### TO DO
Transcribe the lines below verbatim, skipping the images.

(Extracted data entries)
○ ○ ○ ○ ○

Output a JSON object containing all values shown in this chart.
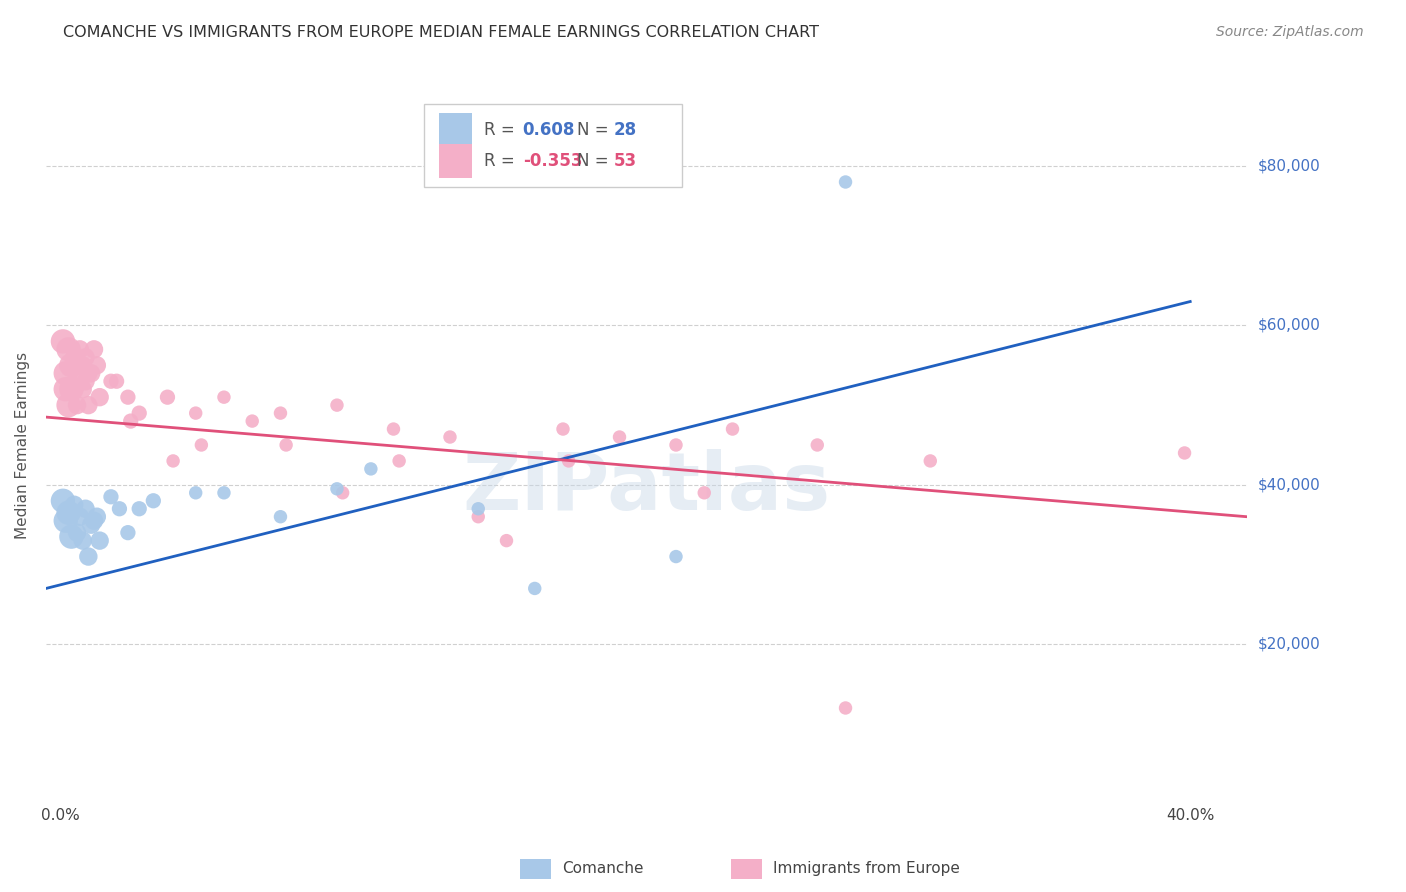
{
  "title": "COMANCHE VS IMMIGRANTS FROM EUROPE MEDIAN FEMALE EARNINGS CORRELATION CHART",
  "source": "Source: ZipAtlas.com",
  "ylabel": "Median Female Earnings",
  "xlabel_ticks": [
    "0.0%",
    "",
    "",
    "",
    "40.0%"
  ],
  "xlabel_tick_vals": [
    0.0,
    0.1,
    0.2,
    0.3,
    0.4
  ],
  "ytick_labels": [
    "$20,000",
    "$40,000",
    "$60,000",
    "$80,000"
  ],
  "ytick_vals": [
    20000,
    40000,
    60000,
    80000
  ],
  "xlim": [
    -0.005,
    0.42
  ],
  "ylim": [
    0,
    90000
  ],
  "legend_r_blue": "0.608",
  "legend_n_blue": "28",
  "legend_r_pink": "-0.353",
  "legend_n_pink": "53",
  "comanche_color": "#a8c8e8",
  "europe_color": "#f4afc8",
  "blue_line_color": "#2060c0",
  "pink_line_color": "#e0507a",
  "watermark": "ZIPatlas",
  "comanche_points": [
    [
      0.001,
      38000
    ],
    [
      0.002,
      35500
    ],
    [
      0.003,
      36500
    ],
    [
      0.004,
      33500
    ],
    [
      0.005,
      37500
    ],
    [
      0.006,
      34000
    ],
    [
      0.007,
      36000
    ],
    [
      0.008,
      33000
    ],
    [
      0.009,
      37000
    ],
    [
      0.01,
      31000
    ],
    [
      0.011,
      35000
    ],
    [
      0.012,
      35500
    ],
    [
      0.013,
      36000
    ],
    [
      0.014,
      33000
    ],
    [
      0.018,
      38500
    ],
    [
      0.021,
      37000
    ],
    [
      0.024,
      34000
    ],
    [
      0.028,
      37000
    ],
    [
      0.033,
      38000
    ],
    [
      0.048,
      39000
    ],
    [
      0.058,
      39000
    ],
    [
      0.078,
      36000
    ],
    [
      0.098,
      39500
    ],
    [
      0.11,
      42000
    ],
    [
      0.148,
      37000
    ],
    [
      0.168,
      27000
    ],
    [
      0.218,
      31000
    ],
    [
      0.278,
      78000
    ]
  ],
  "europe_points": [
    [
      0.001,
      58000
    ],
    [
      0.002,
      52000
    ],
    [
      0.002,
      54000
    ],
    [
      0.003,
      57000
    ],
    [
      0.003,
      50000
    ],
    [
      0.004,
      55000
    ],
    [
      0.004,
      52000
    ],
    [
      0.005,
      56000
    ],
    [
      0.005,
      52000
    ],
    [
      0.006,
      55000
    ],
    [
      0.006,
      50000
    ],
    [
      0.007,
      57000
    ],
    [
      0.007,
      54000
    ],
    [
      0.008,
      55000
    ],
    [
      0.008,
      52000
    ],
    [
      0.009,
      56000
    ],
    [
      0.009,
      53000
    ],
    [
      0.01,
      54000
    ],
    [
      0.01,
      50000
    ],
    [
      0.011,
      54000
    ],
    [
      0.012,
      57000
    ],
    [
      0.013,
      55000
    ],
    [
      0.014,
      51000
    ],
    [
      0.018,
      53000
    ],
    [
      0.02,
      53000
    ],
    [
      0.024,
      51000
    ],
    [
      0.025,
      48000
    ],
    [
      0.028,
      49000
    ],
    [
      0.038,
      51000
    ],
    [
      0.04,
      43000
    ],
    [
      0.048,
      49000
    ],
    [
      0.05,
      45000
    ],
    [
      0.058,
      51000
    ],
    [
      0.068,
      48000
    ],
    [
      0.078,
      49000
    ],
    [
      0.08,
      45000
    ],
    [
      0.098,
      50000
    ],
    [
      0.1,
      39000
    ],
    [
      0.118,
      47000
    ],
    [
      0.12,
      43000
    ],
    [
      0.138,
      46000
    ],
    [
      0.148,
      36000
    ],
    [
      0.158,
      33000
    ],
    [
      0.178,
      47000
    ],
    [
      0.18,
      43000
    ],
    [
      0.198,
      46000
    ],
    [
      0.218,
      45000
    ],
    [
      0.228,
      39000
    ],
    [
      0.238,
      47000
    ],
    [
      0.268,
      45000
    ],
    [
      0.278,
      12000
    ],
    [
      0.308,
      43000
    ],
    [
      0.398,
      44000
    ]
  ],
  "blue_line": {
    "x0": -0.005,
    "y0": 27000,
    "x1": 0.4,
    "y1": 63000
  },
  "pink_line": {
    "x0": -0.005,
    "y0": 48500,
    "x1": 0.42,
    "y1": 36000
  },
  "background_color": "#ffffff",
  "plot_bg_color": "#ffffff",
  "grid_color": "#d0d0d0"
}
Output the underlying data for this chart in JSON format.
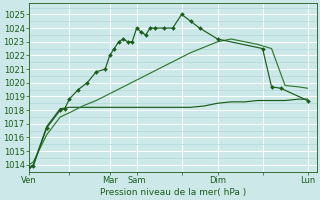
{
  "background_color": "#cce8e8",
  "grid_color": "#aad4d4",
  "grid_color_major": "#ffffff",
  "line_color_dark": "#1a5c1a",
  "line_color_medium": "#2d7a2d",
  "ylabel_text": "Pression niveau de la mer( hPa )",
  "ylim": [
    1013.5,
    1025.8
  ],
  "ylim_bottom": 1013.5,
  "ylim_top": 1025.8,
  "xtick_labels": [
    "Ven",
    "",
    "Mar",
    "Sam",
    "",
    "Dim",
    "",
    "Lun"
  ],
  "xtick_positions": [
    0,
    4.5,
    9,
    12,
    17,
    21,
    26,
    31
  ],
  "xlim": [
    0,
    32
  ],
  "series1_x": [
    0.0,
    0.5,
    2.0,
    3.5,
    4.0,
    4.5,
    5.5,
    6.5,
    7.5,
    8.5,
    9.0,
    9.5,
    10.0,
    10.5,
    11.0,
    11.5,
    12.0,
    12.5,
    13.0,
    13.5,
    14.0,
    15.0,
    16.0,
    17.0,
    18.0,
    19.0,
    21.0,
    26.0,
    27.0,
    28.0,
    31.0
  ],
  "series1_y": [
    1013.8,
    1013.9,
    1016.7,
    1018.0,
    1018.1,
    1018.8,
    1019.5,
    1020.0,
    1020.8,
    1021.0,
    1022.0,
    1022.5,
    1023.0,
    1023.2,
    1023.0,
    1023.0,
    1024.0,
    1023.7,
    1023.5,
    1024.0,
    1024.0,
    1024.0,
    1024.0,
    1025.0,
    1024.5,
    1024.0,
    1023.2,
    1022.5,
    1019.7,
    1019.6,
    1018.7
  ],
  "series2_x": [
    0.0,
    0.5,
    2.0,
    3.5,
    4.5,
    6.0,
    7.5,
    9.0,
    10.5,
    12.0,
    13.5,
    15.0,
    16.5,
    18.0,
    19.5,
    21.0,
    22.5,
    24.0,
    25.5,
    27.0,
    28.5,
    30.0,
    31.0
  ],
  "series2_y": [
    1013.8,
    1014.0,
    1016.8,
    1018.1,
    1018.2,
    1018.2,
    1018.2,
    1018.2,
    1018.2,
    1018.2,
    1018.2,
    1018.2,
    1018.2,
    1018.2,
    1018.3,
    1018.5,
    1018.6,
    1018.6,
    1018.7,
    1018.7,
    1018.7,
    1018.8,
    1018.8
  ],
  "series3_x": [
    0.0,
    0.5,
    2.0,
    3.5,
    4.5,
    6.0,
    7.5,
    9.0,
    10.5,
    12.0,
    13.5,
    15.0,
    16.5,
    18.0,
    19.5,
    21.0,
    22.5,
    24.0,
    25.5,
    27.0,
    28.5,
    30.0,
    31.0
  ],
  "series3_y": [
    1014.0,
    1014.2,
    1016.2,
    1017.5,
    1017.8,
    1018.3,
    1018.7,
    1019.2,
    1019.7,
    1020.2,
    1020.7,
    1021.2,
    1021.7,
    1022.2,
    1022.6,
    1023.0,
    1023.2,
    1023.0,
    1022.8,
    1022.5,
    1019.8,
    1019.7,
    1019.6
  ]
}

○ ○ ○ ○ ○

### SOLUTION BELOW
Output a JSON object containing all values shown in this chart.
{
  "title": "COMANCHE VS IMMIGRANTS FROM EUROPE MEDIAN FEMALE EARNINGS CORRELATION CHART",
  "source": "Source: ZipAtlas.com",
  "ylabel": "Median Female Earnings",
  "xlabel_ticks": [
    "0.0%",
    "",
    "",
    "",
    "40.0%"
  ],
  "xlabel_tick_vals": [
    0.0,
    0.1,
    0.2,
    0.3,
    0.4
  ],
  "ytick_labels": [
    "$20,000",
    "$40,000",
    "$60,000",
    "$80,000"
  ],
  "ytick_vals": [
    20000,
    40000,
    60000,
    80000
  ],
  "xlim": [
    -0.005,
    0.42
  ],
  "ylim": [
    0,
    90000
  ],
  "legend_r_blue": "0.608",
  "legend_n_blue": "28",
  "legend_r_pink": "-0.353",
  "legend_n_pink": "53",
  "comanche_color": "#a8c8e8",
  "europe_color": "#f4afc8",
  "blue_line_color": "#2060c0",
  "pink_line_color": "#e0507a",
  "watermark": "ZIPatlas",
  "comanche_points": [
    [
      0.001,
      38000
    ],
    [
      0.002,
      35500
    ],
    [
      0.003,
      36500
    ],
    [
      0.004,
      33500
    ],
    [
      0.005,
      37500
    ],
    [
      0.006,
      34000
    ],
    [
      0.007,
      36000
    ],
    [
      0.008,
      33000
    ],
    [
      0.009,
      37000
    ],
    [
      0.01,
      31000
    ],
    [
      0.011,
      35000
    ],
    [
      0.012,
      35500
    ],
    [
      0.013,
      36000
    ],
    [
      0.014,
      33000
    ],
    [
      0.018,
      38500
    ],
    [
      0.021,
      37000
    ],
    [
      0.024,
      34000
    ],
    [
      0.028,
      37000
    ],
    [
      0.033,
      38000
    ],
    [
      0.048,
      39000
    ],
    [
      0.058,
      39000
    ],
    [
      0.078,
      36000
    ],
    [
      0.098,
      39500
    ],
    [
      0.11,
      42000
    ],
    [
      0.148,
      37000
    ],
    [
      0.168,
      27000
    ],
    [
      0.218,
      31000
    ],
    [
      0.278,
      78000
    ]
  ],
  "europe_points": [
    [
      0.001,
      58000
    ],
    [
      0.002,
      52000
    ],
    [
      0.002,
      54000
    ],
    [
      0.003,
      57000
    ],
    [
      0.003,
      50000
    ],
    [
      0.004,
      55000
    ],
    [
      0.004,
      52000
    ],
    [
      0.005,
      56000
    ],
    [
      0.005,
      52000
    ],
    [
      0.006,
      55000
    ],
    [
      0.006,
      50000
    ],
    [
      0.007,
      57000
    ],
    [
      0.007,
      54000
    ],
    [
      0.008,
      55000
    ],
    [
      0.008,
      52000
    ],
    [
      0.009,
      56000
    ],
    [
      0.009,
      53000
    ],
    [
      0.01,
      54000
    ],
    [
      0.01,
      50000
    ],
    [
      0.011,
      54000
    ],
    [
      0.012,
      57000
    ],
    [
      0.013,
      55000
    ],
    [
      0.014,
      51000
    ],
    [
      0.018,
      53000
    ],
    [
      0.02,
      53000
    ],
    [
      0.024,
      51000
    ],
    [
      0.025,
      48000
    ],
    [
      0.028,
      49000
    ],
    [
      0.038,
      51000
    ],
    [
      0.04,
      43000
    ],
    [
      0.048,
      49000
    ],
    [
      0.05,
      45000
    ],
    [
      0.058,
      51000
    ],
    [
      0.068,
      48000
    ],
    [
      0.078,
      49000
    ],
    [
      0.08,
      45000
    ],
    [
      0.098,
      50000
    ],
    [
      0.1,
      39000
    ],
    [
      0.118,
      47000
    ],
    [
      0.12,
      43000
    ],
    [
      0.138,
      46000
    ],
    [
      0.148,
      36000
    ],
    [
      0.158,
      33000
    ],
    [
      0.178,
      47000
    ],
    [
      0.18,
      43000
    ],
    [
      0.198,
      46000
    ],
    [
      0.218,
      45000
    ],
    [
      0.228,
      39000
    ],
    [
      0.238,
      47000
    ],
    [
      0.268,
      45000
    ],
    [
      0.278,
      12000
    ],
    [
      0.308,
      43000
    ],
    [
      0.398,
      44000
    ]
  ],
  "blue_line": {
    "x0": -0.005,
    "y0": 27000,
    "x1": 0.4,
    "y1": 63000
  },
  "pink_line": {
    "x0": -0.005,
    "y0": 48500,
    "x1": 0.42,
    "y1": 36000
  },
  "background_color": "#ffffff",
  "plot_bg_color": "#ffffff",
  "grid_color": "#d0d0d0"
}
Output the underlying data for this chart in JSON format.
{
  "background_color": "#cce8e8",
  "grid_color": "#aad4d4",
  "grid_color_major": "#ffffff",
  "line_color_dark": "#1a5c1a",
  "line_color_medium": "#2d7a2d",
  "ylabel_text": "Pression niveau de la mer( hPa )",
  "ylim": [
    1013.5,
    1025.8
  ],
  "ylim_bottom": 1013.5,
  "ylim_top": 1025.8,
  "xtick_labels": [
    "Ven",
    "",
    "Mar",
    "Sam",
    "",
    "Dim",
    "",
    "Lun"
  ],
  "xtick_positions": [
    0,
    4.5,
    9,
    12,
    17,
    21,
    26,
    31
  ],
  "xlim": [
    0,
    32
  ],
  "series1_x": [
    0.0,
    0.5,
    2.0,
    3.5,
    4.0,
    4.5,
    5.5,
    6.5,
    7.5,
    8.5,
    9.0,
    9.5,
    10.0,
    10.5,
    11.0,
    11.5,
    12.0,
    12.5,
    13.0,
    13.5,
    14.0,
    15.0,
    16.0,
    17.0,
    18.0,
    19.0,
    21.0,
    26.0,
    27.0,
    28.0,
    31.0
  ],
  "series1_y": [
    1013.8,
    1013.9,
    1016.7,
    1018.0,
    1018.1,
    1018.8,
    1019.5,
    1020.0,
    1020.8,
    1021.0,
    1022.0,
    1022.5,
    1023.0,
    1023.2,
    1023.0,
    1023.0,
    1024.0,
    1023.7,
    1023.5,
    1024.0,
    1024.0,
    1024.0,
    1024.0,
    1025.0,
    1024.5,
    1024.0,
    1023.2,
    1022.5,
    1019.7,
    1019.6,
    1018.7
  ],
  "series2_x": [
    0.0,
    0.5,
    2.0,
    3.5,
    4.5,
    6.0,
    7.5,
    9.0,
    10.5,
    12.0,
    13.5,
    15.0,
    16.5,
    18.0,
    19.5,
    21.0,
    22.5,
    24.0,
    25.5,
    27.0,
    28.5,
    30.0,
    31.0
  ],
  "series2_y": [
    1013.8,
    1014.0,
    1016.8,
    1018.1,
    1018.2,
    1018.2,
    1018.2,
    1018.2,
    1018.2,
    1018.2,
    1018.2,
    1018.2,
    1018.2,
    1018.2,
    1018.3,
    1018.5,
    1018.6,
    1018.6,
    1018.7,
    1018.7,
    1018.7,
    1018.8,
    1018.8
  ],
  "series3_x": [
    0.0,
    0.5,
    2.0,
    3.5,
    4.5,
    6.0,
    7.5,
    9.0,
    10.5,
    12.0,
    13.5,
    15.0,
    16.5,
    18.0,
    19.5,
    21.0,
    22.5,
    24.0,
    25.5,
    27.0,
    28.5,
    30.0,
    31.0
  ],
  "series3_y": [
    1014.0,
    1014.2,
    1016.2,
    1017.5,
    1017.8,
    1018.3,
    1018.7,
    1019.2,
    1019.7,
    1020.2,
    1020.7,
    1021.2,
    1021.7,
    1022.2,
    1022.6,
    1023.0,
    1023.2,
    1023.0,
    1022.8,
    1022.5,
    1019.8,
    1019.7,
    1019.6
  ]
}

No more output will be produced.